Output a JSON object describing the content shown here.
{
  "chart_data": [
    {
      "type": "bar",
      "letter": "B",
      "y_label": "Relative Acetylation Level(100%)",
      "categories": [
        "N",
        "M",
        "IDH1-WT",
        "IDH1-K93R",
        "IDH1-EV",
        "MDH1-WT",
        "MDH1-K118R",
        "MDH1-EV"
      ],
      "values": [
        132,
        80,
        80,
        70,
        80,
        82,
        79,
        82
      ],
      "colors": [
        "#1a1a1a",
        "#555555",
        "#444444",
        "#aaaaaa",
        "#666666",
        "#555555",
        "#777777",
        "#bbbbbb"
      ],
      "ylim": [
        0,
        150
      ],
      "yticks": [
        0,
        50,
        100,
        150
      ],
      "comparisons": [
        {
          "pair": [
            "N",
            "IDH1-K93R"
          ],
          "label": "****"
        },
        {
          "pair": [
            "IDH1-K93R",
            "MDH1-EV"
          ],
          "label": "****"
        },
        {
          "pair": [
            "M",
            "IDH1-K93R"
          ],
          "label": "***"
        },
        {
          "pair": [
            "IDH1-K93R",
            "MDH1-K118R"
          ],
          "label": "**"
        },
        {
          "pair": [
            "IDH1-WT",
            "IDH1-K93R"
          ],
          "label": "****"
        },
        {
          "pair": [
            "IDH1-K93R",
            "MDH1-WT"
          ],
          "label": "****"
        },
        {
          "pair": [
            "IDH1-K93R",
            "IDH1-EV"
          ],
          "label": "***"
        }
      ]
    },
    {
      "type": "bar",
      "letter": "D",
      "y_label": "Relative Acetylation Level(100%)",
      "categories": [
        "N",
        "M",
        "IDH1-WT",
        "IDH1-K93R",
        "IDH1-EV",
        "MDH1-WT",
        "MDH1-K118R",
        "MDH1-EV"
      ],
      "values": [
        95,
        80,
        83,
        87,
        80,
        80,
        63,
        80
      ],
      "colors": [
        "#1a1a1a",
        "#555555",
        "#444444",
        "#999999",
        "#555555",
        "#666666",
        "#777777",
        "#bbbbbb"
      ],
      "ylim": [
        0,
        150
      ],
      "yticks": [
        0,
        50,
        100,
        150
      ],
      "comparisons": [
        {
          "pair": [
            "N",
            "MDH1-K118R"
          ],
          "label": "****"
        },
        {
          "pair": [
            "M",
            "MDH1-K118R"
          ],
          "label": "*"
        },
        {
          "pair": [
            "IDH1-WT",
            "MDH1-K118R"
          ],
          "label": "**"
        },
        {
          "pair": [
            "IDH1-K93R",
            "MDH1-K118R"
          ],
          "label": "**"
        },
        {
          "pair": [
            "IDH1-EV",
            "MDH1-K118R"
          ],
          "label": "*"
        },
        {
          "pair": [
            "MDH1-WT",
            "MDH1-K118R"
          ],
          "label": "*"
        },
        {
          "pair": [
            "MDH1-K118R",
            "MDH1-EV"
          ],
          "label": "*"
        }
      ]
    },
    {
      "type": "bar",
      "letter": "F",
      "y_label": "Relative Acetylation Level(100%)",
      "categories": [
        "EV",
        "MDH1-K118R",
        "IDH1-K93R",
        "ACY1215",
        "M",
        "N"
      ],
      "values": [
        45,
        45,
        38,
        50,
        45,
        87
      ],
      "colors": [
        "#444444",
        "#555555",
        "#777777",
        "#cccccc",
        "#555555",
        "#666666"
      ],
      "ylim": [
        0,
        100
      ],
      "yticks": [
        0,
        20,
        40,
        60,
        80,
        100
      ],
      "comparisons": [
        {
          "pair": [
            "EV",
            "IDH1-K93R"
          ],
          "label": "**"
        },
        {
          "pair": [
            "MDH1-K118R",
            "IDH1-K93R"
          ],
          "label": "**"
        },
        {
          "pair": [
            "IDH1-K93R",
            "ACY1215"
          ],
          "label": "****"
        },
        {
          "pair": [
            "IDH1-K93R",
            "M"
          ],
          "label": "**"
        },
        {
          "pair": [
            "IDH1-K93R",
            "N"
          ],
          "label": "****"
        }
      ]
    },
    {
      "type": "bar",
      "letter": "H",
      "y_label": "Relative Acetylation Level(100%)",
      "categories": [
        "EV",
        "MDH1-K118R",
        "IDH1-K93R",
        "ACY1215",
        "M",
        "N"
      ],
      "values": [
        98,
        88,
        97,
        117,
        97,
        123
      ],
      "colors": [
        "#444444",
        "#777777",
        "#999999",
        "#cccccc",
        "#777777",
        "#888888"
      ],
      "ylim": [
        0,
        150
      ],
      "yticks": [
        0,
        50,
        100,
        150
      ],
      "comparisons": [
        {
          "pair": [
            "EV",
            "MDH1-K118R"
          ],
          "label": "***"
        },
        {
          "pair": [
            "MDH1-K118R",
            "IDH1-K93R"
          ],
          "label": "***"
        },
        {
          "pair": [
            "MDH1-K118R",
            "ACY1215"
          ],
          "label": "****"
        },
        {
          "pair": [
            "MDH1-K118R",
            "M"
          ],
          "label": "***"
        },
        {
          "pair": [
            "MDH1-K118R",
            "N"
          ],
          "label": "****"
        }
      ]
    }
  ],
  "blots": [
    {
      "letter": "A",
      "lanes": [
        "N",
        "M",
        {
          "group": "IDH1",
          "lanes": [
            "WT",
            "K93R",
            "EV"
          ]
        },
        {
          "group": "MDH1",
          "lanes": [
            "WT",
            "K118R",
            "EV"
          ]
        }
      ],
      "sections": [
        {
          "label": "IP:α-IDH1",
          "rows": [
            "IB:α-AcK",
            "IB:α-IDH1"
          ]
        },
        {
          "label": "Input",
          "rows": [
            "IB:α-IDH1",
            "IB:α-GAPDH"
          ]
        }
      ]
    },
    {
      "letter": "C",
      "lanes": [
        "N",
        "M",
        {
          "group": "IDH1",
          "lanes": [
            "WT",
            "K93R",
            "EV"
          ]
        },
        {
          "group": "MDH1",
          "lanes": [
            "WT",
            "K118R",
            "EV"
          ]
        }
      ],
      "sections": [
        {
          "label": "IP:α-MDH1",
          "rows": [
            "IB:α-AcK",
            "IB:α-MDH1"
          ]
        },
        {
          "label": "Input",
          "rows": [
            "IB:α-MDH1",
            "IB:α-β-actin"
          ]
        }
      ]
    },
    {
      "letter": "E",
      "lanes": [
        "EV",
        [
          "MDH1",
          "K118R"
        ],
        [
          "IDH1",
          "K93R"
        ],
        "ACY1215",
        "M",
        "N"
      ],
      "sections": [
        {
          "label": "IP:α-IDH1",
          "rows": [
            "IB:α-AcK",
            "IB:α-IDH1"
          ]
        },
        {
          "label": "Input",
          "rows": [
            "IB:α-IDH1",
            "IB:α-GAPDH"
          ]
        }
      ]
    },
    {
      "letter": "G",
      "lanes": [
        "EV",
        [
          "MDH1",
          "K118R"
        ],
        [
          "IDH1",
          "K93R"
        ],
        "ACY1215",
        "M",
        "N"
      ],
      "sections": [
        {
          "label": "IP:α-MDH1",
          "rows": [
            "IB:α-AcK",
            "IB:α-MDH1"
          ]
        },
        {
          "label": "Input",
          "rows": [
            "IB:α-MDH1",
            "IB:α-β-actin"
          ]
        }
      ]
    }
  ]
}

# # # #

Go through the listing and print each line exactly as it appears.

WRITTEN SOLUTION ▸
Output a JSON object describing the content shown here.
{
  "chart_data": [
    {
      "type": "bar",
      "letter": "B",
      "y_label": "Relative Acetylation Level(100%)",
      "categories": [
        "N",
        "M",
        "IDH1-WT",
        "IDH1-K93R",
        "IDH1-EV",
        "MDH1-WT",
        "MDH1-K118R",
        "MDH1-EV"
      ],
      "values": [
        132,
        80,
        80,
        70,
        80,
        82,
        79,
        82
      ],
      "colors": [
        "#1a1a1a",
        "#555555",
        "#444444",
        "#aaaaaa",
        "#666666",
        "#555555",
        "#777777",
        "#bbbbbb"
      ],
      "ylim": [
        0,
        150
      ],
      "yticks": [
        0,
        50,
        100,
        150
      ],
      "comparisons": [
        {
          "pair": [
            "N",
            "IDH1-K93R"
          ],
          "label": "****"
        },
        {
          "pair": [
            "IDH1-K93R",
            "MDH1-EV"
          ],
          "label": "****"
        },
        {
          "pair": [
            "M",
            "IDH1-K93R"
          ],
          "label": "***"
        },
        {
          "pair": [
            "IDH1-K93R",
            "MDH1-K118R"
          ],
          "label": "**"
        },
        {
          "pair": [
            "IDH1-WT",
            "IDH1-K93R"
          ],
          "label": "****"
        },
        {
          "pair": [
            "IDH1-K93R",
            "MDH1-WT"
          ],
          "label": "****"
        },
        {
          "pair": [
            "IDH1-K93R",
            "IDH1-EV"
          ],
          "label": "***"
        }
      ]
    },
    {
      "type": "bar",
      "letter": "D",
      "y_label": "Relative Acetylation Level(100%)",
      "categories": [
        "N",
        "M",
        "IDH1-WT",
        "IDH1-K93R",
        "IDH1-EV",
        "MDH1-WT",
        "MDH1-K118R",
        "MDH1-EV"
      ],
      "values": [
        95,
        80,
        83,
        87,
        80,
        80,
        63,
        80
      ],
      "colors": [
        "#1a1a1a",
        "#555555",
        "#444444",
        "#999999",
        "#555555",
        "#666666",
        "#777777",
        "#bbbbbb"
      ],
      "ylim": [
        0,
        150
      ],
      "yticks": [
        0,
        50,
        100,
        150
      ],
      "comparisons": [
        {
          "pair": [
            "N",
            "MDH1-K118R"
          ],
          "label": "****"
        },
        {
          "pair": [
            "M",
            "MDH1-K118R"
          ],
          "label": "*"
        },
        {
          "pair": [
            "IDH1-WT",
            "MDH1-K118R"
          ],
          "label": "**"
        },
        {
          "pair": [
            "IDH1-K93R",
            "MDH1-K118R"
          ],
          "label": "**"
        },
        {
          "pair": [
            "IDH1-EV",
            "MDH1-K118R"
          ],
          "label": "*"
        },
        {
          "pair": [
            "MDH1-WT",
            "MDH1-K118R"
          ],
          "label": "*"
        },
        {
          "pair": [
            "MDH1-K118R",
            "MDH1-EV"
          ],
          "label": "*"
        }
      ]
    },
    {
      "type": "bar",
      "letter": "F",
      "y_label": "Relative Acetylation Level(100%)",
      "categories": [
        "EV",
        "MDH1-K118R",
        "IDH1-K93R",
        "ACY1215",
        "M",
        "N"
      ],
      "values": [
        45,
        45,
        38,
        50,
        45,
        87
      ],
      "colors": [
        "#444444",
        "#555555",
        "#777777",
        "#cccccc",
        "#555555",
        "#666666"
      ],
      "ylim": [
        0,
        100
      ],
      "yticks": [
        0,
        20,
        40,
        60,
        80,
        100
      ],
      "comparisons": [
        {
          "pair": [
            "EV",
            "IDH1-K93R"
          ],
          "label": "**"
        },
        {
          "pair": [
            "MDH1-K118R",
            "IDH1-K93R"
          ],
          "label": "**"
        },
        {
          "pair": [
            "IDH1-K93R",
            "ACY1215"
          ],
          "label": "****"
        },
        {
          "pair": [
            "IDH1-K93R",
            "M"
          ],
          "label": "**"
        },
        {
          "pair": [
            "IDH1-K93R",
            "N"
          ],
          "label": "****"
        }
      ]
    },
    {
      "type": "bar",
      "letter": "H",
      "y_label": "Relative Acetylation Level(100%)",
      "categories": [
        "EV",
        "MDH1-K118R",
        "IDH1-K93R",
        "ACY1215",
        "M",
        "N"
      ],
      "values": [
        98,
        88,
        97,
        117,
        97,
        123
      ],
      "colors": [
        "#444444",
        "#777777",
        "#999999",
        "#cccccc",
        "#777777",
        "#888888"
      ],
      "ylim": [
        0,
        150
      ],
      "yticks": [
        0,
        50,
        100,
        150
      ],
      "comparisons": [
        {
          "pair": [
            "EV",
            "MDH1-K118R"
          ],
          "label": "***"
        },
        {
          "pair": [
            "MDH1-K118R",
            "IDH1-K93R"
          ],
          "label": "***"
        },
        {
          "pair": [
            "MDH1-K118R",
            "ACY1215"
          ],
          "label": "****"
        },
        {
          "pair": [
            "MDH1-K118R",
            "M"
          ],
          "label": "***"
        },
        {
          "pair": [
            "MDH1-K118R",
            "N"
          ],
          "label": "****"
        }
      ]
    }
  ],
  "blots": [
    {
      "letter": "A",
      "lanes": [
        "N",
        "M",
        {
          "group": "IDH1",
          "lanes": [
            "WT",
            "K93R",
            "EV"
          ]
        },
        {
          "group": "MDH1",
          "lanes": [
            "WT",
            "K118R",
            "EV"
          ]
        }
      ],
      "sections": [
        {
          "label": "IP:α-IDH1",
          "rows": [
            "IB:α-AcK",
            "IB:α-IDH1"
          ]
        },
        {
          "label": "Input",
          "rows": [
            "IB:α-IDH1",
            "IB:α-GAPDH"
          ]
        }
      ]
    },
    {
      "letter": "C",
      "lanes": [
        "N",
        "M",
        {
          "group": "IDH1",
          "lanes": [
            "WT",
            "K93R",
            "EV"
          ]
        },
        {
          "group": "MDH1",
          "lanes": [
            "WT",
            "K118R",
            "EV"
          ]
        }
      ],
      "sections": [
        {
          "label": "IP:α-MDH1",
          "rows": [
            "IB:α-AcK",
            "IB:α-MDH1"
          ]
        },
        {
          "label": "Input",
          "rows": [
            "IB:α-MDH1",
            "IB:α-β-actin"
          ]
        }
      ]
    },
    {
      "letter": "E",
      "lanes": [
        "EV",
        [
          "MDH1",
          "K118R"
        ],
        [
          "IDH1",
          "K93R"
        ],
        "ACY1215",
        "M",
        "N"
      ],
      "sections": [
        {
          "label": "IP:α-IDH1",
          "rows": [
            "IB:α-AcK",
            "IB:α-IDH1"
          ]
        },
        {
          "label": "Input",
          "rows": [
            "IB:α-IDH1",
            "IB:α-GAPDH"
          ]
        }
      ]
    },
    {
      "letter": "G",
      "lanes": [
        "EV",
        [
          "MDH1",
          "K118R"
        ],
        [
          "IDH1",
          "K93R"
        ],
        "ACY1215",
        "M",
        "N"
      ],
      "sections": [
        {
          "label": "IP:α-MDH1",
          "rows": [
            "IB:α-AcK",
            "IB:α-MDH1"
          ]
        },
        {
          "label": "Input",
          "rows": [
            "IB:α-MDH1",
            "IB:α-β-actin"
          ]
        }
      ]
    }
  ]
}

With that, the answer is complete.